## PROBLEM TO SOLVE
Pick out each line of the records in which the word "document" appears.

## DATA FOR THIS EXERCISE
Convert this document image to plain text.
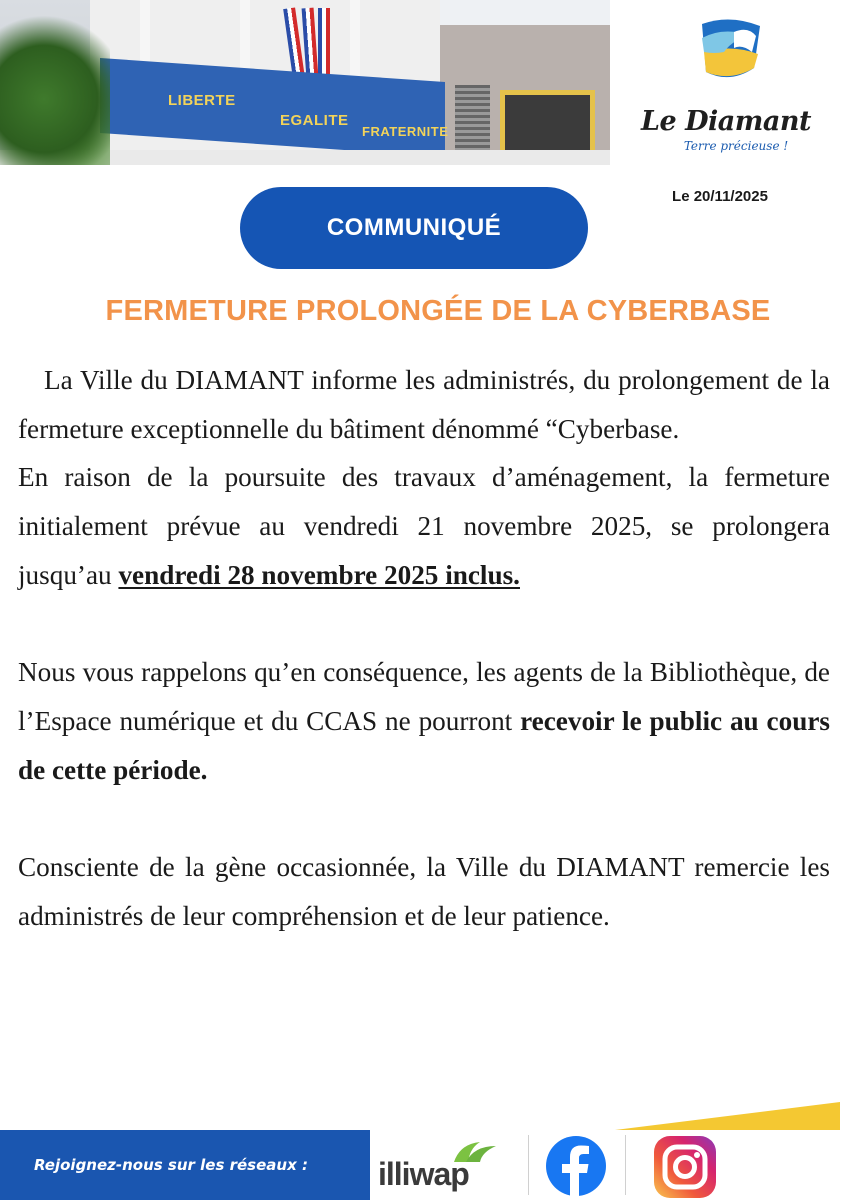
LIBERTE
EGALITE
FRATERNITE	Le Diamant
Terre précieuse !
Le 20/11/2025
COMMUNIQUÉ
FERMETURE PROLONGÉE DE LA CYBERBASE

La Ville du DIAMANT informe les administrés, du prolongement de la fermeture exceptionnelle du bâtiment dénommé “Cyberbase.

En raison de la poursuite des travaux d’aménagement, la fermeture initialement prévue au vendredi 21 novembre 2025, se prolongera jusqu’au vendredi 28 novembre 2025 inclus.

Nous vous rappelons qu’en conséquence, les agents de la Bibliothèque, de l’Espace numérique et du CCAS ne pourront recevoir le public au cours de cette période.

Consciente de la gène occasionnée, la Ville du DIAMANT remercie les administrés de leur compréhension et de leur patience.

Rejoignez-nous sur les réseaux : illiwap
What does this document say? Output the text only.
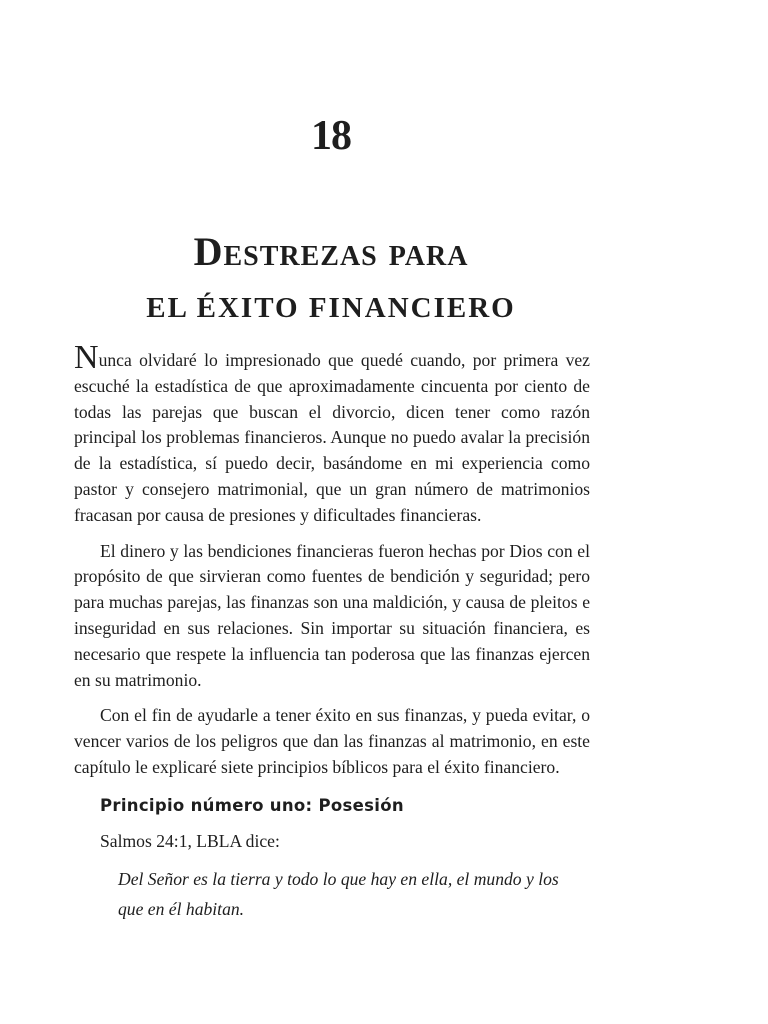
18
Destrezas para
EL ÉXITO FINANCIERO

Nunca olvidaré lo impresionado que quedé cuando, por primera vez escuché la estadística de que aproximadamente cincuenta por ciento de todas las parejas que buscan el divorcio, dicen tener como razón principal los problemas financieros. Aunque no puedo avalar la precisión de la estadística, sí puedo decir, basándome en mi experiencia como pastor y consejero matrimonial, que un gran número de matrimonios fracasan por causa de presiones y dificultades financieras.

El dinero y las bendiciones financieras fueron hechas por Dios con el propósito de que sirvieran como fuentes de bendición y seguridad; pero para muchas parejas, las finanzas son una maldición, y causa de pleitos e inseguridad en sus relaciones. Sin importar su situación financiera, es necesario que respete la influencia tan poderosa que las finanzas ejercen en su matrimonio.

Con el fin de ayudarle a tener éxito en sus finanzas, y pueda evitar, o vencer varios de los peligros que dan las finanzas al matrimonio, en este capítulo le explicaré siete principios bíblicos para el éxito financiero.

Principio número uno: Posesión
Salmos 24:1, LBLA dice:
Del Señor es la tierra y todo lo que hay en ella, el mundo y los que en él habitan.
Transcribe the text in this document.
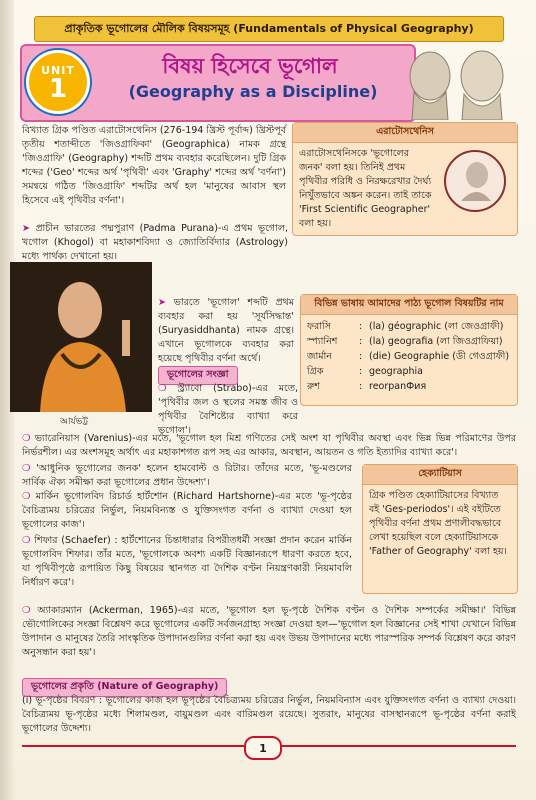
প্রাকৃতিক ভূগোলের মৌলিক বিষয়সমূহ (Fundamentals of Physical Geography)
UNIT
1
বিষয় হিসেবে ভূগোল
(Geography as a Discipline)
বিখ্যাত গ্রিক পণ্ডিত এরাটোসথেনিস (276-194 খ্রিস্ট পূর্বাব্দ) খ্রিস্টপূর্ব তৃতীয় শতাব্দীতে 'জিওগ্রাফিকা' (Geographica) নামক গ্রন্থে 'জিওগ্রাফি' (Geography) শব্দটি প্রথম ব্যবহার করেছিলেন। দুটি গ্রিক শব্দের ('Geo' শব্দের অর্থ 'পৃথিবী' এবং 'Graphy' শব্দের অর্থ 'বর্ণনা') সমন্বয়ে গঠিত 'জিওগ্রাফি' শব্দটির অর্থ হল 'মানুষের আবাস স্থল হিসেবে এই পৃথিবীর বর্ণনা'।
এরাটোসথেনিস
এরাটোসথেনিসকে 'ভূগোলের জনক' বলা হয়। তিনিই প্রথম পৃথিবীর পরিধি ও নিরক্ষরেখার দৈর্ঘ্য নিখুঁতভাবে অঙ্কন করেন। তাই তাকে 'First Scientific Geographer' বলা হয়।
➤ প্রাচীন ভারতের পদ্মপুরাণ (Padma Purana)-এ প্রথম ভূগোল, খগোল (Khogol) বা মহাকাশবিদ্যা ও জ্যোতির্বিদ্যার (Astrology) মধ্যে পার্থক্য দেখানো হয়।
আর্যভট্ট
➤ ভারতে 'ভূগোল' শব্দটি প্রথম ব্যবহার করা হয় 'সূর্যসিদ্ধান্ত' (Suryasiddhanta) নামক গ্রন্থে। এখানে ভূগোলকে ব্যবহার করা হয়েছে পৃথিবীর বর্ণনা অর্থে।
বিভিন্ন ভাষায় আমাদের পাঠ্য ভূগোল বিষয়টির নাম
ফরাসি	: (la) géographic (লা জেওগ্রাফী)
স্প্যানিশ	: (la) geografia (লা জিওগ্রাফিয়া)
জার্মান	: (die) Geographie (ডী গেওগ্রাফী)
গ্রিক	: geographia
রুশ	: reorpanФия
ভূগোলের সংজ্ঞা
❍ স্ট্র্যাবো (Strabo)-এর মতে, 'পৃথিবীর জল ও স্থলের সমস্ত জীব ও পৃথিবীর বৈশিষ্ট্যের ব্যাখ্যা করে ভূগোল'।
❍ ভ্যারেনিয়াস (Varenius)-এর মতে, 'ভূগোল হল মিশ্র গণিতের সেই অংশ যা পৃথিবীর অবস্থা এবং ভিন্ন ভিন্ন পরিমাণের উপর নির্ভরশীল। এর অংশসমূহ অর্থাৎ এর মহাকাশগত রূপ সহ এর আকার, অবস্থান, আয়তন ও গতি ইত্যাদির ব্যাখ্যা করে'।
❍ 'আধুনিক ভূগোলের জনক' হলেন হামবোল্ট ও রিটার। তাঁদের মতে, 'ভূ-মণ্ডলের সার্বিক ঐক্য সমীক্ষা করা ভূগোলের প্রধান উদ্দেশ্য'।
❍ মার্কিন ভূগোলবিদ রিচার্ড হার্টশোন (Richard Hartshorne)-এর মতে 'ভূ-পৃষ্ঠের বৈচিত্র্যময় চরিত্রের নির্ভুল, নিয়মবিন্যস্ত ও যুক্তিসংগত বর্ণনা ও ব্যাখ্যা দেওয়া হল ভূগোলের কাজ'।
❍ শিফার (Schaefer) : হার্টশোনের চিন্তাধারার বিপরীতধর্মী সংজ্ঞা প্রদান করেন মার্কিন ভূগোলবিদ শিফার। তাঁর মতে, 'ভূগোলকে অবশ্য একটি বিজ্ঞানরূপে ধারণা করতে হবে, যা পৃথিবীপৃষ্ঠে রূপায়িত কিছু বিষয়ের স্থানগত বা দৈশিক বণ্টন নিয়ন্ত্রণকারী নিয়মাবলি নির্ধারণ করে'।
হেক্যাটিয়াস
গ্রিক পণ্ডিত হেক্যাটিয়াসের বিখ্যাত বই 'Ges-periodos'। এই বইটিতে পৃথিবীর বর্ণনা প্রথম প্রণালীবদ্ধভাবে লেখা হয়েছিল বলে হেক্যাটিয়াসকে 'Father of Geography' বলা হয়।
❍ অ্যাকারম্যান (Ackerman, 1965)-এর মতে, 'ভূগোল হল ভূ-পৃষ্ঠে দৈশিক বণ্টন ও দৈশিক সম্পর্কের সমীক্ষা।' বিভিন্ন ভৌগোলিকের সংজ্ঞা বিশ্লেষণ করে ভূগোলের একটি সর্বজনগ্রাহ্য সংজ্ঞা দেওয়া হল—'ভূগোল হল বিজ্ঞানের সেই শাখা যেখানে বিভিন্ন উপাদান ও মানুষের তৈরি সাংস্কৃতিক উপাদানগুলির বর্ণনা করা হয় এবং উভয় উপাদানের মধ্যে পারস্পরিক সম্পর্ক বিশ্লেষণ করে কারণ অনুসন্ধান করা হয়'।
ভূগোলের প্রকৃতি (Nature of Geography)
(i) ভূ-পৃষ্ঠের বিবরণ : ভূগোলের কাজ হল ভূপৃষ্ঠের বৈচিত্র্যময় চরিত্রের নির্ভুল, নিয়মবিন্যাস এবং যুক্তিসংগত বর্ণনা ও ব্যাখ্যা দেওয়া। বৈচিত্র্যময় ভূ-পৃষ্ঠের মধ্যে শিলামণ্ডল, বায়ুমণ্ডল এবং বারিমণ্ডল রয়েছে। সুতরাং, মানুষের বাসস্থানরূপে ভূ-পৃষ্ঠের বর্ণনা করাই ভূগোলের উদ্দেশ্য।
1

## TASK RESPONSE
Convert this document image to plain text.
What does this document say? Output the text only.
Transcribe the text in this document.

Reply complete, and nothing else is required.